- What needs to be done
Extract the text of each entry below exactly, leaving every image behind.

━━━━━ Records provided ━━━━━

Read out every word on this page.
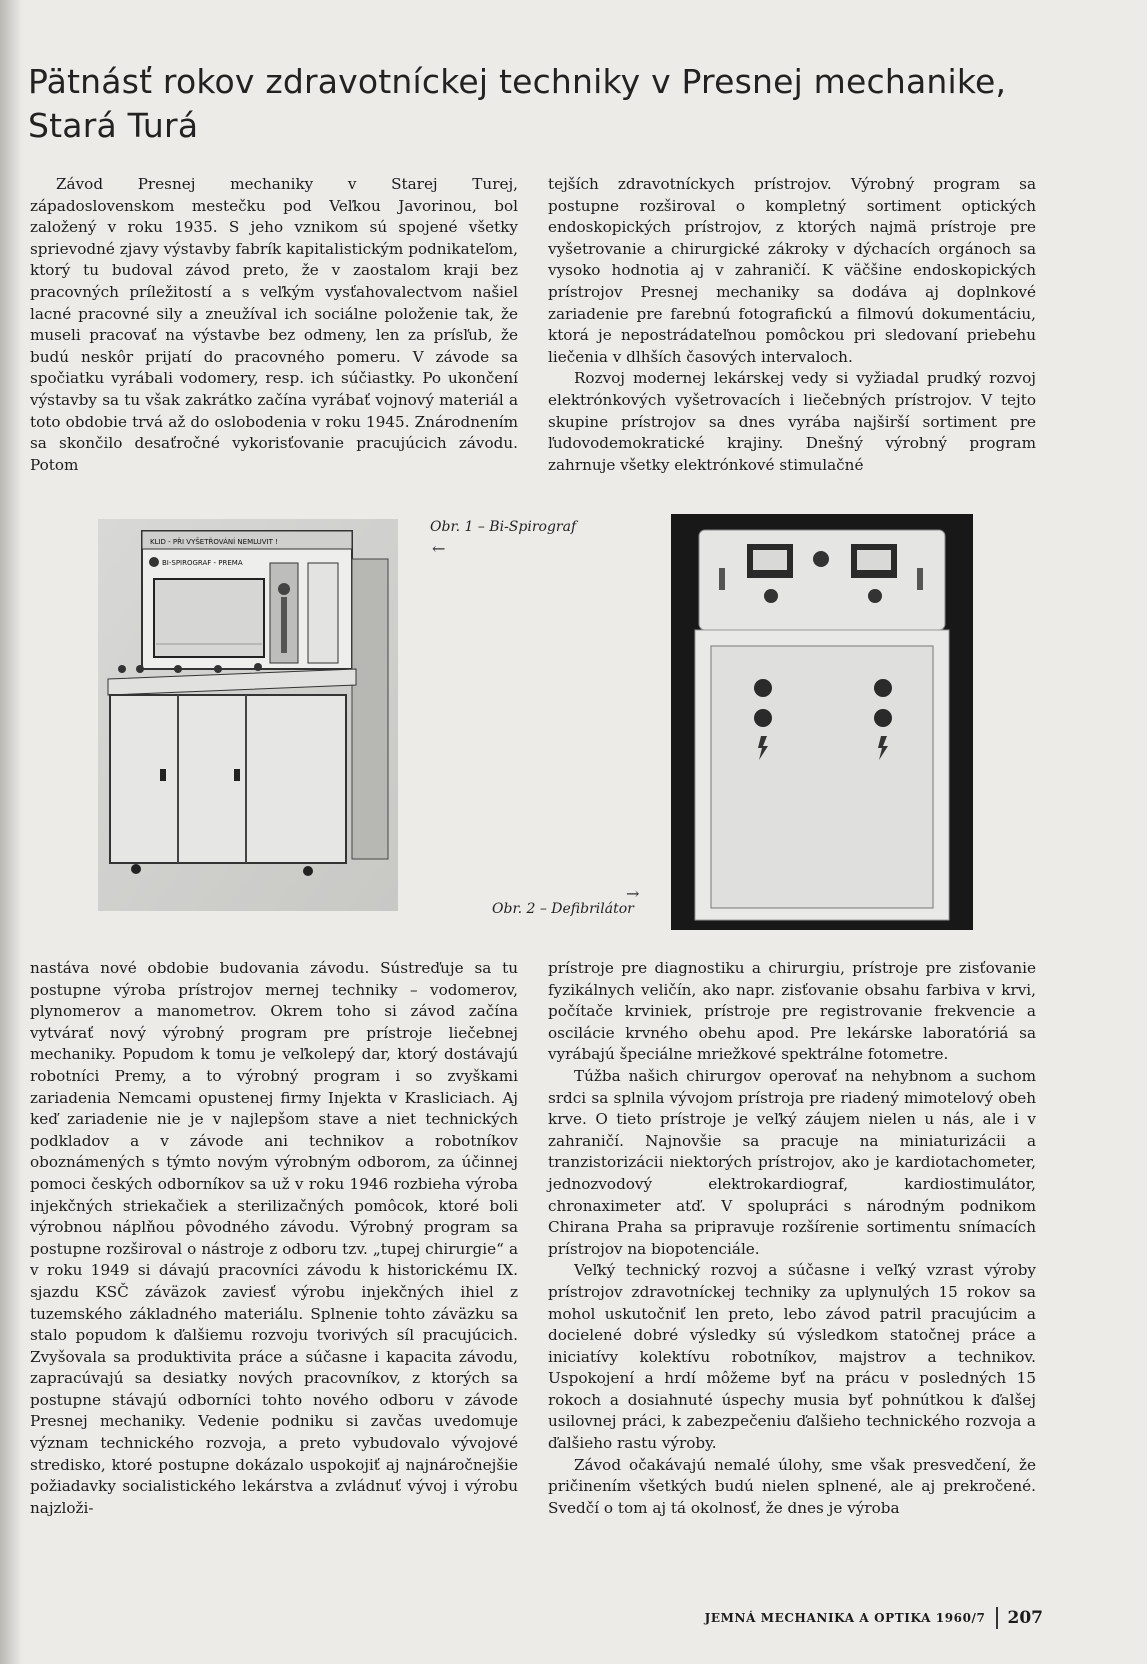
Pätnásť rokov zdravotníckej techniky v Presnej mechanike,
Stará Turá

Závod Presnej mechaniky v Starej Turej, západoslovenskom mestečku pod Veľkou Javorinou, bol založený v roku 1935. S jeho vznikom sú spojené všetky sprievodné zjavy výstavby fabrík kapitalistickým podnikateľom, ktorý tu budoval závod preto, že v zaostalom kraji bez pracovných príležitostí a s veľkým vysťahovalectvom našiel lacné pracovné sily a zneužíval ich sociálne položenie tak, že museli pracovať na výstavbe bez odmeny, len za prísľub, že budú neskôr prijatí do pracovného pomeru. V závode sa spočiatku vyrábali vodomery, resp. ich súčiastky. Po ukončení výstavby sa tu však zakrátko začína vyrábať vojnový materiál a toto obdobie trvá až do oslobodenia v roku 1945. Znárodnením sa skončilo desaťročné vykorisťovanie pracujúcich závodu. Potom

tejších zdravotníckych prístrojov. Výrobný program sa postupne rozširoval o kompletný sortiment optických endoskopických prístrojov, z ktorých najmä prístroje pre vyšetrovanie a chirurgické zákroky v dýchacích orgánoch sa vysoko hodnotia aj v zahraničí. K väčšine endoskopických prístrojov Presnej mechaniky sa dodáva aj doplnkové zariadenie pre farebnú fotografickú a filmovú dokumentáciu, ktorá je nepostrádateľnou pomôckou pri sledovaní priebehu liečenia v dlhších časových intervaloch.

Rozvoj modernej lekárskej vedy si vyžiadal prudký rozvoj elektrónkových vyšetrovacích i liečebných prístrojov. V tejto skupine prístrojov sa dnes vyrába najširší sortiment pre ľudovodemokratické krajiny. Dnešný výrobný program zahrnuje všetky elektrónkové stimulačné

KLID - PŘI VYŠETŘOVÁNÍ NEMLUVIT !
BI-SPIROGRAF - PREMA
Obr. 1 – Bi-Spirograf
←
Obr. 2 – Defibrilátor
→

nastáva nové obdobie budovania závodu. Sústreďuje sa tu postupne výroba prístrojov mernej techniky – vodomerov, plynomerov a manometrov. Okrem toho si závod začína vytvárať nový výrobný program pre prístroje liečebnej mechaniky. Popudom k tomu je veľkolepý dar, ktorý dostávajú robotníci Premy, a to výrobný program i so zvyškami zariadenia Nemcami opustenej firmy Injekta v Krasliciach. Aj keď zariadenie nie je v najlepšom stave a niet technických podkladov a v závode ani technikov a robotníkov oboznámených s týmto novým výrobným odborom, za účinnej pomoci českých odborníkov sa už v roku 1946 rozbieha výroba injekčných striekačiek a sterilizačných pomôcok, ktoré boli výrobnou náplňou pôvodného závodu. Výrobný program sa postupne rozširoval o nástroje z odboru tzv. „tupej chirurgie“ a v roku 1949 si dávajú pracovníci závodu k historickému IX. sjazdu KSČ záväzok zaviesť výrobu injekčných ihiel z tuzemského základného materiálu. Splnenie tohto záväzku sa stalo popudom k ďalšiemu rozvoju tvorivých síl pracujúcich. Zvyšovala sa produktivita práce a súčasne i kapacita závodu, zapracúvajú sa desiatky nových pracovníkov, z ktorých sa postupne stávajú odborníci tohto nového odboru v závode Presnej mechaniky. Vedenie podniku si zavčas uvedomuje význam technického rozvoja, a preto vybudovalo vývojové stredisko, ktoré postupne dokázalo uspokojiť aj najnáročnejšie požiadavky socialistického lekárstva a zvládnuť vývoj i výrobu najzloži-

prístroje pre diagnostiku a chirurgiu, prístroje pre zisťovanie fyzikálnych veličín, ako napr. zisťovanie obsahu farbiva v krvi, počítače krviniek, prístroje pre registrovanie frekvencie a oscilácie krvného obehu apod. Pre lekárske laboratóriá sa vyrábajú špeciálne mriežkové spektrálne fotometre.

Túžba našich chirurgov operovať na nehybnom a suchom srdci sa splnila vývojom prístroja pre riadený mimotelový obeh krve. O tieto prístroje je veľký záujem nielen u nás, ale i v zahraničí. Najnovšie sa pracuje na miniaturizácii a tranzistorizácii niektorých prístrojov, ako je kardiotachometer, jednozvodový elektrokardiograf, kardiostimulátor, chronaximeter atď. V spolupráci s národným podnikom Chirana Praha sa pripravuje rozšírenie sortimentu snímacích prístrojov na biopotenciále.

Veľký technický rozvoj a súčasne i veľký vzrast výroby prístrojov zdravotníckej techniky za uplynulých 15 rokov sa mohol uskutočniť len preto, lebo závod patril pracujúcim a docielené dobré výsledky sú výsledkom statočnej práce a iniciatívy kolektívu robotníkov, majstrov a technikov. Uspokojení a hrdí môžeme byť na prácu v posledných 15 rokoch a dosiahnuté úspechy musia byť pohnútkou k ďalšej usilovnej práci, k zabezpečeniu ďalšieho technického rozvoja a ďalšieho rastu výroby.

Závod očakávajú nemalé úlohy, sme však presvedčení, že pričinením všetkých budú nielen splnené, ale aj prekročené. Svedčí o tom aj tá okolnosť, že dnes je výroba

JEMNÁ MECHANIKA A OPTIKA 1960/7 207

━━━━━

- Exercise result
Read out every word on this page.
Pätnásť rokov zdravotníckej techniky v Presnej mechanike,
Stará Turá

Závod Presnej mechaniky v Starej Turej, západoslovenskom mestečku pod Veľkou Javorinou, bol založený v roku 1935. S jeho vznikom sú spojené všetky sprievodné zjavy výstavby fabrík kapitalistickým podnikateľom, ktorý tu budoval závod preto, že v zaostalom kraji bez pracovných príležitostí a s veľkým vysťahovalectvom našiel lacné pracovné sily a zneužíval ich sociálne položenie tak, že museli pracovať na výstavbe bez odmeny, len za prísľub, že budú neskôr prijatí do pracovného pomeru. V závode sa spočiatku vyrábali vodomery, resp. ich súčiastky. Po ukončení výstavby sa tu však zakrátko začína vyrábať vojnový materiál a toto obdobie trvá až do oslobodenia v roku 1945. Znárodnením sa skončilo desaťročné vykorisťovanie pracujúcich závodu. Potom

tejších zdravotníckych prístrojov. Výrobný program sa postupne rozširoval o kompletný sortiment optických endoskopických prístrojov, z ktorých najmä prístroje pre vyšetrovanie a chirurgické zákroky v dýchacích orgánoch sa vysoko hodnotia aj v zahraničí. K väčšine endoskopických prístrojov Presnej mechaniky sa dodáva aj doplnkové zariadenie pre farebnú fotografickú a filmovú dokumentáciu, ktorá je nepostrádateľnou pomôckou pri sledovaní priebehu liečenia v dlhších časových intervaloch.

Rozvoj modernej lekárskej vedy si vyžiadal prudký rozvoj elektrónkových vyšetrovacích i liečebných prístrojov. V tejto skupine prístrojov sa dnes vyrába najširší sortiment pre ľudovodemokratické krajiny. Dnešný výrobný program zahrnuje všetky elektrónkové stimulačné

KLID - PŘI VYŠETŘOVÁNÍ NEMLUVIT !
BI-SPIROGRAF - PREMA
Obr. 1 – Bi-Spirograf
←
Obr. 2 – Defibrilátor
→

nastáva nové obdobie budovania závodu. Sústreďuje sa tu postupne výroba prístrojov mernej techniky – vodomerov, plynomerov a manometrov. Okrem toho si závod začína vytvárať nový výrobný program pre prístroje liečebnej mechaniky. Popudom k tomu je veľkolepý dar, ktorý dostávajú robotníci Premy, a to výrobný program i so zvyškami zariadenia Nemcami opustenej firmy Injekta v Krasliciach. Aj keď zariadenie nie je v najlepšom stave a niet technických podkladov a v závode ani technikov a robotníkov oboznámených s týmto novým výrobným odborom, za účinnej pomoci českých odborníkov sa už v roku 1946 rozbieha výroba injekčných striekačiek a sterilizačných pomôcok, ktoré boli výrobnou náplňou pôvodného závodu. Výrobný program sa postupne rozširoval o nástroje z odboru tzv. „tupej chirurgie“ a v roku 1949 si dávajú pracovníci závodu k historickému IX. sjazdu KSČ záväzok zaviesť výrobu injekčných ihiel z tuzemského základného materiálu. Splnenie tohto záväzku sa stalo popudom k ďalšiemu rozvoju tvorivých síl pracujúcich. Zvyšovala sa produktivita práce a súčasne i kapacita závodu, zapracúvajú sa desiatky nových pracovníkov, z ktorých sa postupne stávajú odborníci tohto nového odboru v závode Presnej mechaniky. Vedenie podniku si zavčas uvedomuje význam technického rozvoja, a preto vybudovalo vývojové stredisko, ktoré postupne dokázalo uspokojiť aj najnáročnejšie požiadavky socialistického lekárstva a zvládnuť vývoj i výrobu najzloži-

prístroje pre diagnostiku a chirurgiu, prístroje pre zisťovanie fyzikálnych veličín, ako napr. zisťovanie obsahu farbiva v krvi, počítače krviniek, prístroje pre registrovanie frekvencie a oscilácie krvného obehu apod. Pre lekárske laboratóriá sa vyrábajú špeciálne mriežkové spektrálne fotometre.

Túžba našich chirurgov operovať na nehybnom a suchom srdci sa splnila vývojom prístroja pre riadený mimotelový obeh krve. O tieto prístroje je veľký záujem nielen u nás, ale i v zahraničí. Najnovšie sa pracuje na miniaturizácii a tranzistorizácii niektorých prístrojov, ako je kardiotachometer, jednozvodový elektrokardiograf, kardiostimulátor, chronaximeter atď. V spolupráci s národným podnikom Chirana Praha sa pripravuje rozšírenie sortimentu snímacích prístrojov na biopotenciále.

Veľký technický rozvoj a súčasne i veľký vzrast výroby prístrojov zdravotníckej techniky za uplynulých 15 rokov sa mohol uskutočniť len preto, lebo závod patril pracujúcim a docielené dobré výsledky sú výsledkom statočnej práce a iniciatívy kolektívu robotníkov, majstrov a technikov. Uspokojení a hrdí môžeme byť na prácu v posledných 15 rokoch a dosiahnuté úspechy musia byť pohnútkou k ďalšej usilovnej práci, k zabezpečeniu ďalšieho technického rozvoja a ďalšieho rastu výroby.

Závod očakávajú nemalé úlohy, sme však presvedčení, že pričinením všetkých budú nielen splnené, ale aj prekročené. Svedčí o tom aj tá okolnosť, že dnes je výroba

JEMNÁ MECHANIKA A OPTIKA 1960/7 207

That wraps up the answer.